TASK: Repeat all entries exactly.

=====

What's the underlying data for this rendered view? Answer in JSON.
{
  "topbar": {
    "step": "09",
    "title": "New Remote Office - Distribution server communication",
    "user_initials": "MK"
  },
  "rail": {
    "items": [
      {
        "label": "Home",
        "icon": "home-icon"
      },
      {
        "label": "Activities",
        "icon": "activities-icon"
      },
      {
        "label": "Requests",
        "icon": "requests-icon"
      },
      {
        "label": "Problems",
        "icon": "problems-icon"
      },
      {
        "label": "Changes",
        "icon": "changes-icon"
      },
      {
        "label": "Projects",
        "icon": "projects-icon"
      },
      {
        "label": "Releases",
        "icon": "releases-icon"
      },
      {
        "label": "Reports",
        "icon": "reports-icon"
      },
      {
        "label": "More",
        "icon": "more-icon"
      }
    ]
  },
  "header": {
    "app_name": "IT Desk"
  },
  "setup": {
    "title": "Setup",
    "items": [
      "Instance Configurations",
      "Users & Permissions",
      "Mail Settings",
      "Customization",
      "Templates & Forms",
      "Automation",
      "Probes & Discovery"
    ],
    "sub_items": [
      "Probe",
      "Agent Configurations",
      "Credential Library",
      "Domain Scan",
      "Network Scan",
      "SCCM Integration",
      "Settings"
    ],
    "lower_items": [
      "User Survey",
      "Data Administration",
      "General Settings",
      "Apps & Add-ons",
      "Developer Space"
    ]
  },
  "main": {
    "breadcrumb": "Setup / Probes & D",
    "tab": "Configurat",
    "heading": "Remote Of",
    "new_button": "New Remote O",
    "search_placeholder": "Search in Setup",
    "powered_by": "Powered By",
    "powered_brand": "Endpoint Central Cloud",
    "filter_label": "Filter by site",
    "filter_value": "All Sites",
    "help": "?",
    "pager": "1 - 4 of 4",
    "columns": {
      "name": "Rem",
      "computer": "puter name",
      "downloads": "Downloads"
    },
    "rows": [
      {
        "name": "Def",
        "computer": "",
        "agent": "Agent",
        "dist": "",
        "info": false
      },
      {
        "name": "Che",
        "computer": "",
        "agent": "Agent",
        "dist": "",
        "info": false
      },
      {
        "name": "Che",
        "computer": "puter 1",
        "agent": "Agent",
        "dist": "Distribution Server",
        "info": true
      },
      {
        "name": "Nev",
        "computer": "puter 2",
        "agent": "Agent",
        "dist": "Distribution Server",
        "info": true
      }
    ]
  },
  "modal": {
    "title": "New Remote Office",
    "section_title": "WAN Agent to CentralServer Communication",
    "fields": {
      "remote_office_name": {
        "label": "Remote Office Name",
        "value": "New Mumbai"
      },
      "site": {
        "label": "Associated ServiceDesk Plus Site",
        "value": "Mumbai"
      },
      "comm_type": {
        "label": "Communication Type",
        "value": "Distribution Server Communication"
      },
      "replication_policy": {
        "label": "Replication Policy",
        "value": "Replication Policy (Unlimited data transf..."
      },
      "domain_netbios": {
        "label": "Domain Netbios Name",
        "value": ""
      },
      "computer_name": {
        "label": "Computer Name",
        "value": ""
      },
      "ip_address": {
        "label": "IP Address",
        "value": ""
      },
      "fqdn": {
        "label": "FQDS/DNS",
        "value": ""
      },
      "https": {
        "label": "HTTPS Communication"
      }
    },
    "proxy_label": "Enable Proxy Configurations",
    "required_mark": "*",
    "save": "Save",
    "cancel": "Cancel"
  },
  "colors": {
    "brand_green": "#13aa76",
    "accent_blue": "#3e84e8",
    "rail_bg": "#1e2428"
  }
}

=====

PROBLEM SOLUTION:
What's the underlying data for this rendered view? Answer in JSON.
{
  "topbar": {
    "step": "09",
    "title": "New Remote Office - Distribution server communication",
    "user_initials": "MK"
  },
  "rail": {
    "items": [
      {
        "label": "Home",
        "icon": "home-icon"
      },
      {
        "label": "Activities",
        "icon": "activities-icon"
      },
      {
        "label": "Requests",
        "icon": "requests-icon"
      },
      {
        "label": "Problems",
        "icon": "problems-icon"
      },
      {
        "label": "Changes",
        "icon": "changes-icon"
      },
      {
        "label": "Projects",
        "icon": "projects-icon"
      },
      {
        "label": "Releases",
        "icon": "releases-icon"
      },
      {
        "label": "Reports",
        "icon": "reports-icon"
      },
      {
        "label": "More",
        "icon": "more-icon"
      }
    ]
  },
  "header": {
    "app_name": "IT Desk"
  },
  "setup": {
    "title": "Setup",
    "items": [
      "Instance Configurations",
      "Users & Permissions",
      "Mail Settings",
      "Customization",
      "Templates & Forms",
      "Automation",
      "Probes & Discovery"
    ],
    "sub_items": [
      "Probe",
      "Agent Configurations",
      "Credential Library",
      "Domain Scan",
      "Network Scan",
      "SCCM Integration",
      "Settings"
    ],
    "lower_items": [
      "User Survey",
      "Data Administration",
      "General Settings",
      "Apps & Add-ons",
      "Developer Space"
    ]
  },
  "main": {
    "breadcrumb": "Setup / Probes & D",
    "tab": "Configurat",
    "heading": "Remote Of",
    "new_button": "New Remote O",
    "search_placeholder": "Search in Setup",
    "powered_by": "Powered By",
    "powered_brand": "Endpoint Central Cloud",
    "filter_label": "Filter by site",
    "filter_value": "All Sites",
    "help": "?",
    "pager": "1 - 4 of 4",
    "columns": {
      "name": "Rem",
      "computer": "puter name",
      "downloads": "Downloads"
    },
    "rows": [
      {
        "name": "Def",
        "computer": "",
        "agent": "Agent",
        "dist": "",
        "info": false
      },
      {
        "name": "Che",
        "computer": "",
        "agent": "Agent",
        "dist": "",
        "info": false
      },
      {
        "name": "Che",
        "computer": "puter 1",
        "agent": "Agent",
        "dist": "Distribution Server",
        "info": true
      },
      {
        "name": "Nev",
        "computer": "puter 2",
        "agent": "Agent",
        "dist": "Distribution Server",
        "info": true
      }
    ]
  },
  "modal": {
    "title": "New Remote Office",
    "section_title": "WAN Agent to CentralServer Communication",
    "fields": {
      "remote_office_name": {
        "label": "Remote Office Name",
        "value": "New Mumbai"
      },
      "site": {
        "label": "Associated ServiceDesk Plus Site",
        "value": "Mumbai"
      },
      "comm_type": {
        "label": "Communication Type",
        "value": "Distribution Server Communication"
      },
      "replication_policy": {
        "label": "Replication Policy",
        "value": "Replication Policy (Unlimited data transf..."
      },
      "domain_netbios": {
        "label": "Domain Netbios Name",
        "value": ""
      },
      "computer_name": {
        "label": "Computer Name",
        "value": ""
      },
      "ip_address": {
        "label": "IP Address",
        "value": ""
      },
      "fqdn": {
        "label": "FQDS/DNS",
        "value": ""
      },
      "https": {
        "label": "HTTPS Communication"
      }
    },
    "proxy_label": "Enable Proxy Configurations",
    "required_mark": "*",
    "save": "Save",
    "cancel": "Cancel"
  },
  "colors": {
    "brand_green": "#13aa76",
    "accent_blue": "#3e84e8",
    "rail_bg": "#1e2428"
  }
}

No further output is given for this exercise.